• [What the exercise asks] Check every line of the entries below for the word "下列说法中正确的是", and copy the ones that have it.

>> begin Records supplied

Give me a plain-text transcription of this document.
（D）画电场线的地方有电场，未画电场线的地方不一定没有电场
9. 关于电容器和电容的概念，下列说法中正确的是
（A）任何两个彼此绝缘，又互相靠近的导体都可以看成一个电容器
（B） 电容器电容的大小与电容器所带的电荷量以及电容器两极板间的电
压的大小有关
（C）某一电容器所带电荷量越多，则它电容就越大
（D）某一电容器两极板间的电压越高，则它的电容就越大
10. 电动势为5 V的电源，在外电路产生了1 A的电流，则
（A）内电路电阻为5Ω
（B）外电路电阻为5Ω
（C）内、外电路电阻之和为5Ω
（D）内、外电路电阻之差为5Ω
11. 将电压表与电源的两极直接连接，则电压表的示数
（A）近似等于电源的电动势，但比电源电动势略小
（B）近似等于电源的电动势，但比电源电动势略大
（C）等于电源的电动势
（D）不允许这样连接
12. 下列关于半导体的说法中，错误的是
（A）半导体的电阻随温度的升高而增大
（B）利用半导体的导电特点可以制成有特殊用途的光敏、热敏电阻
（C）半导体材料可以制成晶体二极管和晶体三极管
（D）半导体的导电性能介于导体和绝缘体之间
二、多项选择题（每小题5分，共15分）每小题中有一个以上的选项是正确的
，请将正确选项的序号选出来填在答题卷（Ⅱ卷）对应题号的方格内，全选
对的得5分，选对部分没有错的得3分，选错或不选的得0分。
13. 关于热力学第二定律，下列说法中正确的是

>> end Records supplied

• [Expected answer]
9. 关于电容器和电容的概念，下列说法中正确的是
13. 关于热力学第二定律，下列说法中正确的是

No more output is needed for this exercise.